**Extrait choisi**
Car dans le livre de contes de Typhaine D, les héroïnes et les princesses viennent dire « leur vérité, une vérité cachée, effacée, dissimulée », elles viennent « demander des comptes, affirmer leurs valeurs et s'écouter » entre elles.

Et elles en ont des choses à dire ! Sous les mots de l'artiste, les Mille et Une Nuits dénoncent le harcèlement de rue, Blanche-Neige est victime d'emprise et de violences conjugales, Peau d'Ane d'inceste et la Petite Sirène de viol ; le Petit Chaperon Rouge hurle dans un mégaphone et la robe de Cendrillon est faite de gants de vaisselle, roses évidemment.

 

« Sept sœurs et sept frères ensemble se sont alliés,
avec aussi leur mère et l'ogre fut arrêté »

**Données sources**
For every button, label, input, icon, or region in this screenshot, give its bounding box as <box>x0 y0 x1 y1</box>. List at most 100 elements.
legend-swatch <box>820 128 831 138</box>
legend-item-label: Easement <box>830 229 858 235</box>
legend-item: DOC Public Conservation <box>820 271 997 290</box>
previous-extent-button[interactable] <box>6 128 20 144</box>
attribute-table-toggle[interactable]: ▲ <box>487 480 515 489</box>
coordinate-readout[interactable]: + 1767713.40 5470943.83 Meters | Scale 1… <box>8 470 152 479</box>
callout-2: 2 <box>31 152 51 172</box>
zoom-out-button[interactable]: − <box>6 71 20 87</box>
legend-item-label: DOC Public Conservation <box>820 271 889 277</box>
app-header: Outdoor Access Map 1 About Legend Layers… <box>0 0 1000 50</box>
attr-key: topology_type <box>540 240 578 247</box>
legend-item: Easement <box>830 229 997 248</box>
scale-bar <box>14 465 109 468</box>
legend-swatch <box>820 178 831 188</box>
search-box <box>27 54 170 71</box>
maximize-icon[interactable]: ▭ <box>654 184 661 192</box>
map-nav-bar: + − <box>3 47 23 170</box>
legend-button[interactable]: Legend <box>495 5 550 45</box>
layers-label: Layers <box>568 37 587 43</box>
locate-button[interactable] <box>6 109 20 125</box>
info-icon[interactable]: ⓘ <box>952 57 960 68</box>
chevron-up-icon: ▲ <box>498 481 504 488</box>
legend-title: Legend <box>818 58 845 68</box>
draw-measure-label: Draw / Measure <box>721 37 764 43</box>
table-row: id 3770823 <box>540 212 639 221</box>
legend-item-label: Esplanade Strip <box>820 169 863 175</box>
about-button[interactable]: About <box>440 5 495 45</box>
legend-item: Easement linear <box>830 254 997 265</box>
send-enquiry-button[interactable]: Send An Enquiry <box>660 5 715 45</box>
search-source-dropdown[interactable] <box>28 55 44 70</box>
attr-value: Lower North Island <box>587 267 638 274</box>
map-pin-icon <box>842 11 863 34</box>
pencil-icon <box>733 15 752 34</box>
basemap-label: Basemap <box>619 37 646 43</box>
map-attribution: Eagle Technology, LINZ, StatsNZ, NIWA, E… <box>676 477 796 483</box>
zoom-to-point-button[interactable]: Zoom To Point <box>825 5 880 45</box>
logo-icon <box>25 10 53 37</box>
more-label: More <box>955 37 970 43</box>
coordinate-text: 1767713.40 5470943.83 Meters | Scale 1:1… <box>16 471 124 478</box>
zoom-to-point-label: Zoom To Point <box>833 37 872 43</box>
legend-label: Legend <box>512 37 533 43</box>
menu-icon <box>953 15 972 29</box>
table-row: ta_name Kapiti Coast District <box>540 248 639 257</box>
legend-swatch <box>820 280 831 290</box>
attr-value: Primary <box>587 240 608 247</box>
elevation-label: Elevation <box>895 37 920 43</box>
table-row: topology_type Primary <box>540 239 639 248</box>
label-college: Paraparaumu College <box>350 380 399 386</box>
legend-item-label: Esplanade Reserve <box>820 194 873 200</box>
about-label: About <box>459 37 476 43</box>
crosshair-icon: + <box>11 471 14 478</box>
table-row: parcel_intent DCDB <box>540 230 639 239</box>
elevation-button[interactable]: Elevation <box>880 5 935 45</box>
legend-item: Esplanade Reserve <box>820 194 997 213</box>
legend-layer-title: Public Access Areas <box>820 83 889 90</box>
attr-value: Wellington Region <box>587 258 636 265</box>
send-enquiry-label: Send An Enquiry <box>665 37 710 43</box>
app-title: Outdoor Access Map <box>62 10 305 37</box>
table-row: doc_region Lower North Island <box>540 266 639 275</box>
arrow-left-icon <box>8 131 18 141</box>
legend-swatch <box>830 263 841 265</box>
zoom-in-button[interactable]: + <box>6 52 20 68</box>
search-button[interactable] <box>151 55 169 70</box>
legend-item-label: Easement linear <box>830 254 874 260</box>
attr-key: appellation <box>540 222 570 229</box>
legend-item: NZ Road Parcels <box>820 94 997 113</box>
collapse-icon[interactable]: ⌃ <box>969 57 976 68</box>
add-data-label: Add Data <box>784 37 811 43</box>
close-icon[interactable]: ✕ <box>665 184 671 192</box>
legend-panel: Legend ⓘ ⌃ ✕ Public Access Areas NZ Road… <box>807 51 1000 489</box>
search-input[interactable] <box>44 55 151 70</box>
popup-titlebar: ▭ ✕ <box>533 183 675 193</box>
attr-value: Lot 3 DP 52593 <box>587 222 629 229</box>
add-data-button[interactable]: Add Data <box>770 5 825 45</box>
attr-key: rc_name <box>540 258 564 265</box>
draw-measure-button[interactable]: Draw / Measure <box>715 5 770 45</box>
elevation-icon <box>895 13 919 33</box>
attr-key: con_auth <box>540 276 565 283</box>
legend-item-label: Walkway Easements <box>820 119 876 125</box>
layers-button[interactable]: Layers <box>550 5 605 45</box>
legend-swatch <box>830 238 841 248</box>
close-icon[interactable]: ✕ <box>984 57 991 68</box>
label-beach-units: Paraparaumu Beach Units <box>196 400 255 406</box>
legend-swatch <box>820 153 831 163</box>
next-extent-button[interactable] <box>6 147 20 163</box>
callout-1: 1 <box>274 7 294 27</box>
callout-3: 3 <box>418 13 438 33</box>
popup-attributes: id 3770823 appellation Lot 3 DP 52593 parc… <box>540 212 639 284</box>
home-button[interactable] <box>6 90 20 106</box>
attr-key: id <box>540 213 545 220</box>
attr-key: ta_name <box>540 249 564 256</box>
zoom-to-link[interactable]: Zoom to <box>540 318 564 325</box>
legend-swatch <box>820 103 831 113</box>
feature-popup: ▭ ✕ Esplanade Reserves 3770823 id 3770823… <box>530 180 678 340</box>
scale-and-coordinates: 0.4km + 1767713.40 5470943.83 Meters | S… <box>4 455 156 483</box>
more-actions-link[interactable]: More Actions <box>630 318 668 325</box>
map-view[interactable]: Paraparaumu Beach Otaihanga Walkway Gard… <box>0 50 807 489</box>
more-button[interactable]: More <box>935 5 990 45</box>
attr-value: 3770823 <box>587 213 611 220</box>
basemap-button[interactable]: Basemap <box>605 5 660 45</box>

**Consignes**
• a. Dans l'extrait sur les contes de Typhaine D, de quoi est faite la robe de Cendrillon ?
• b. Recopiez l'extrait sur les contes de Typhaine D de « Car dans le » à « vaisselle, roses évidemment. ».
• c. Donnez la suite de l'extrait sur les contes de Typhaine D, à partir de son dernier vers.
Le listing n'a aucun lien avec l'extrait.

**Réponses attendues**
• a. De gants de vaisselle, roses.

• b.
Car dans le livre de contes de Typhaine D, les héroïnes et les princesses viennent dire « leur vérité, une vérité cachée, effacée, dissimulée », elles viennent « demander des comptes, affirmer leurs valeurs et s'écouter » entre elles.

Et elles en ont des choses à dire ! Sous les mots de l'artiste, les Mille et Une Nuits dénoncent le harcèlement de rue, Blanche-Neige est victime d'emprise et de violences conjugales, Peau d'Ane d'inceste et la Petite Sirène de viol ; le Petit Chaperon Rouge hurle dans un mégaphone et la robe de Cendrillon est faite de gants de vaisselle, roses évidemment.

• c.
C'est Gretel qui vient poser les bonnes questions : « pourquoi un chevalier est un homme qui vit des aventures et des voyages et une chevalière une grosse bague moche ? » « Pourquoi les princesses devraient toujours être maigres et les princes super musclés ? » « Pourquoi Jasmine a été insultée quand on les a vu s'embrasser avec Aladdin, alors que lui, les garçons l'ont félicité ? » Pourquoi Hansel peut dire « je suis vainqueur » quand elle ne peut pas s'exclamer « je suis vainqueuse » ?

Typhaine2Si les femmes occupent beaucoup d'espace dans les spectacles et les engagements de Typhaine D, les enfants ne sont pas oubliés. En effet, elle revendique autant son « enfantisme » que son féminisme. Et c'est avec beaucoup de poésie qu'elle défend la cause « des sept sœurs sacrifiées » victimes de l'ogre à la place du Petit Poucet et de ses six frères.

« Les garçons apprenez que votre vie seule compte
Fillettes, c'est tout tracé, votre avenir est dans ce conte
Mais on peut changer l'histoire des sept sœurs sacrifiées
Aux enfants, dans le noir, il vaudrait mieux raconter
Que sept sœurs et sept frères ensemble se sont alliés
Avec aussi leur mère et que l'ogre fut arrêté. »

 

« Nos sœurs arrivent, innombrables ;
elles sont là, tu n 'es pas seule ! »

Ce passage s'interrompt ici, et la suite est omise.